- **Goal of the exercise**:
Convert the lines into a JSON list of strings, one string per line and no blank lines, starting at the line that contains "page-number: 77 <box>1222" and ending at the line that contains "table-remedy-divider-1 <box>715 1147", with both of those lines included.

Excerpts from a layout annotation set:
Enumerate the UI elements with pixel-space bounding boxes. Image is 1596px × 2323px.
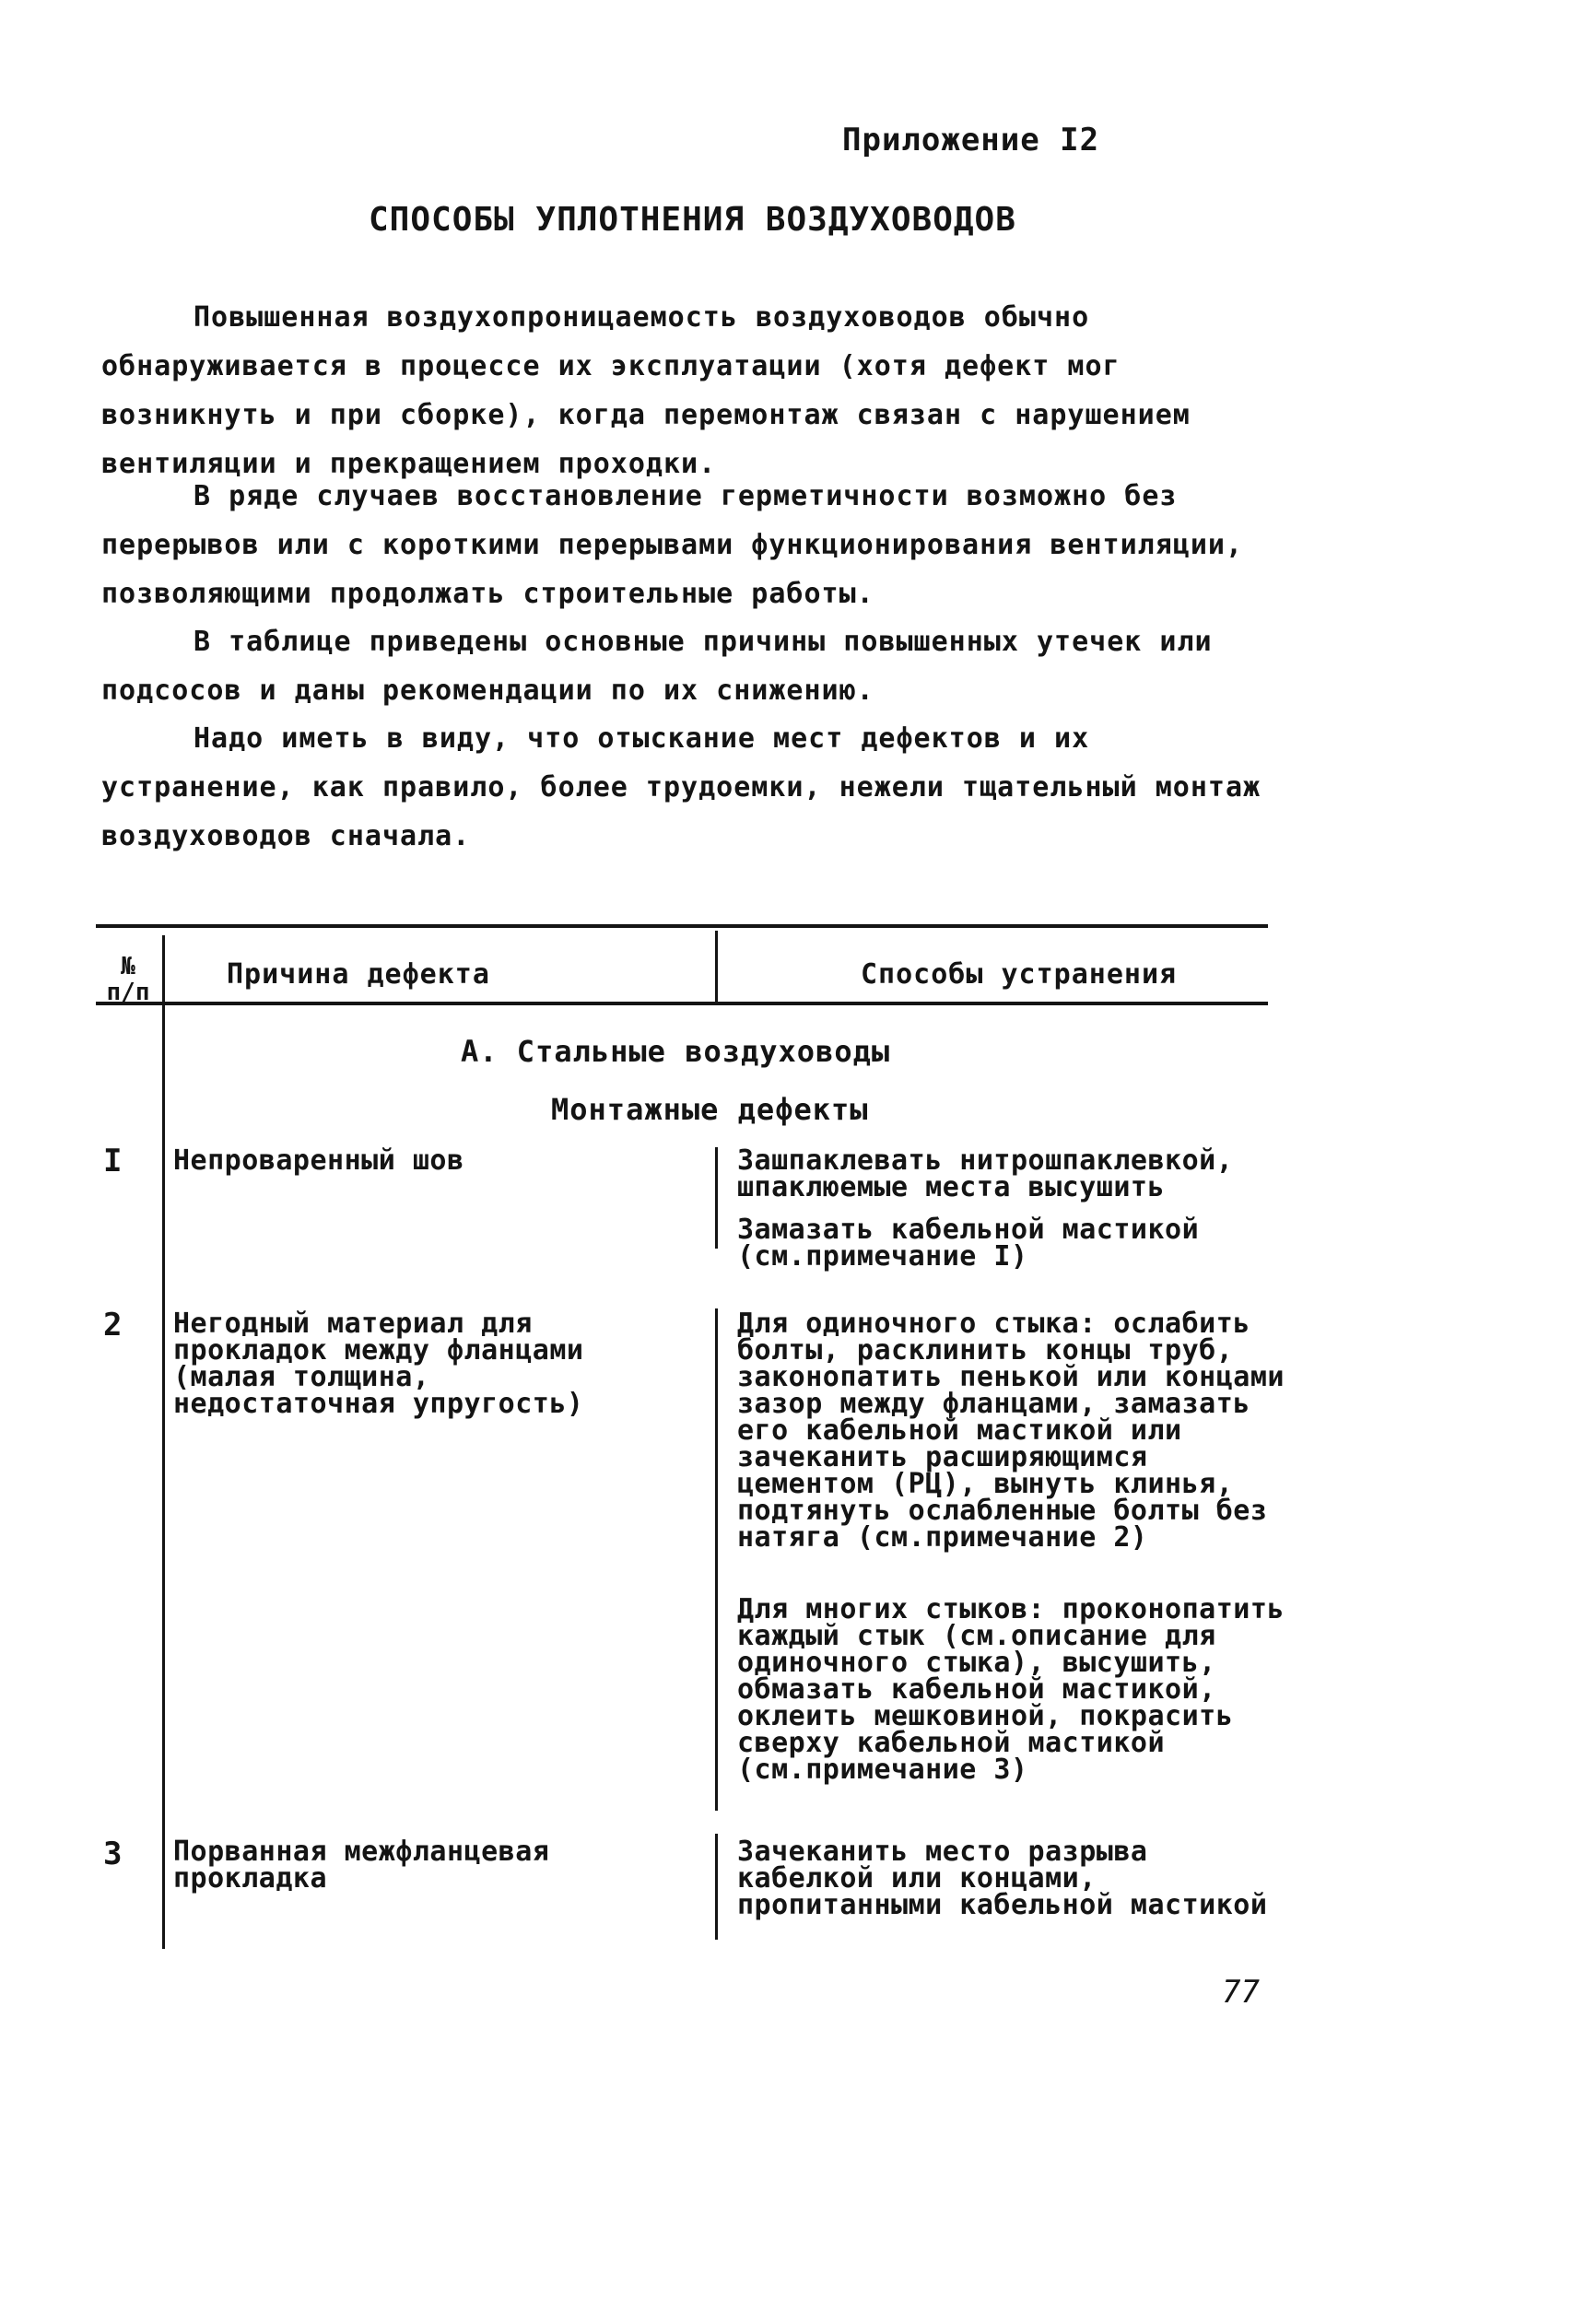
page-number: 77 <box>1222 1974 1260 2011</box>
row-1-remedy-2: Замазать кабельной мастикой (см.примечание I) <box>737 1214 1200 1273</box>
row-3-number: 3 <box>103 1836 123 1872</box>
subsection-title: Монтажные дефекты <box>551 1092 869 1127</box>
column-header-remedy: Способы устранения <box>861 958 1178 991</box>
column-header-cause: Причина дефекта <box>227 958 490 991</box>
table-left-divider <box>162 935 165 1949</box>
row-1-number: I <box>103 1143 123 1179</box>
paragraph-4: Надо иметь в виду, что отыскание мест дефектов и их устранение, как правило, более трудоемки, нежели тщательный монтаж воздуховодов сначала. <box>101 722 1262 852</box>
row-2-remedy-2: Для многих стыков: проконопатить каждый стык (см.описание для одиночного стыка), высушить, обмазать кабельной мастикой, оклеить мешковиной, покрасить сверху кабельной мастикой (см.примечание 3) <box>737 1593 1285 1786</box>
table-header-rule <box>96 1002 1268 1005</box>
table-remedy-divider-2 <box>715 1308 718 1811</box>
table-remedy-divider-1 <box>715 1147 718 1249</box>
paragraph-3: В таблице приведены основные причины повышенных утечек или подсосов и даны рекомендации по их снижению. <box>101 626 1213 707</box>
column-header-number-pp: п/п <box>106 979 150 1006</box>
table-remedy-divider-3 <box>715 1834 718 1940</box>
paragraph-1: Повышенная воздухопроницаемость воздуховодов обычно обнаруживается в процессе их эксплуатации (хотя дефект мог возникнуть и при сборке), когда перемонтаж связан с нарушением вентиляции и прекращением проходки. <box>101 301 1191 480</box>
column-header-number-sign: № <box>121 953 135 980</box>
appendix-label: Приложение I2 <box>842 122 1100 158</box>
row-2-number: 2 <box>103 1307 123 1343</box>
column-header-number <box>96 954 160 1005</box>
row-1-remedy-1: Зашпаклевать нитрошпаклевкой, шпаклюемые места высушить <box>737 1144 1234 1203</box>
document-title: СПОСОБЫ УПЛОТНЕНИЯ ВОЗДУХОВОДОВ <box>369 201 1016 239</box>
section-title: А. Стальные воздуховоды <box>461 1034 891 1069</box>
paragraph-2: В ряде случаев восстановление герметичности возможно без перерывов или с короткими перерывами функционирования вентиляции, позволяющими продолжать строительные работы. <box>101 480 1243 610</box>
table-header-divider <box>715 931 718 1004</box>
row-2-remedy-1: Для одиночного стыка: ослабить болты, расклинить концы труб, законопатить пенькой или концами зазор между фланцами, замазать его кабельной мастикой или зачеканить расширяющимся цементом (РЦ), вынуть клинья, подтянуть ослабленные болты без натяга (см.примечание 2) <box>737 1308 1285 1554</box>
row-3-remedy-1: Зачеканить место разрыва кабелкой или концами, пропитанными кабельной мастикой <box>737 1836 1268 1921</box>
row-3-cause: Порванная межфланцевая прокладка <box>173 1836 550 1895</box>
row-1-cause: Непроваренный шов <box>173 1144 464 1177</box>
row-2-cause: Негодный материал для прокладок между фланцами (малая толщина, недостаточная упругость) <box>173 1308 584 1420</box>
table-top-rule <box>96 924 1268 928</box>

- **Output of the exercise**:
[
  "page-number: 77 <box>1222 1974 1260 2011</box>",
  "row-1-remedy-2: Замазать кабельной мастикой (см.примечание I) <box>737 1214 1200 1273</box>",
  "row-3-number: 3 <box>103 1836 123 1872</box>",
  "subsection-title: Монтажные дефекты <box>551 1092 869 1127</box>",
  "column-header-remedy: Способы устранения <box>861 958 1178 991</box>",
  "column-header-cause: Причина дефекта <box>227 958 490 991</box>",
  "table-left-divider <box>162 935 165 1949</box>",
  "row-1-number: I <box>103 1143 123 1179</box>",
  "paragraph-4: Надо иметь в виду, что отыскание мест дефектов и их устранение, как правило, более трудоемки, нежели тщательный монтаж воздуховодов сначала. <box>101 722 1262 852</box>",
  "row-2-remedy-2: Для многих стыков: проконопатить каждый стык (см.описание для одиночного стыка), высушить, обмазать кабельной мастикой, оклеить мешковиной, покрасить сверху кабельной мастикой (см.примечание 3) <box>737 1593 1285 1786</box>",
  "table-header-rule <box>96 1002 1268 1005</box>",
  "table-remedy-divider-2 <box>715 1308 718 1811</box>",
  "table-remedy-divider-1 <box>715 1147 718 1249</box>"
]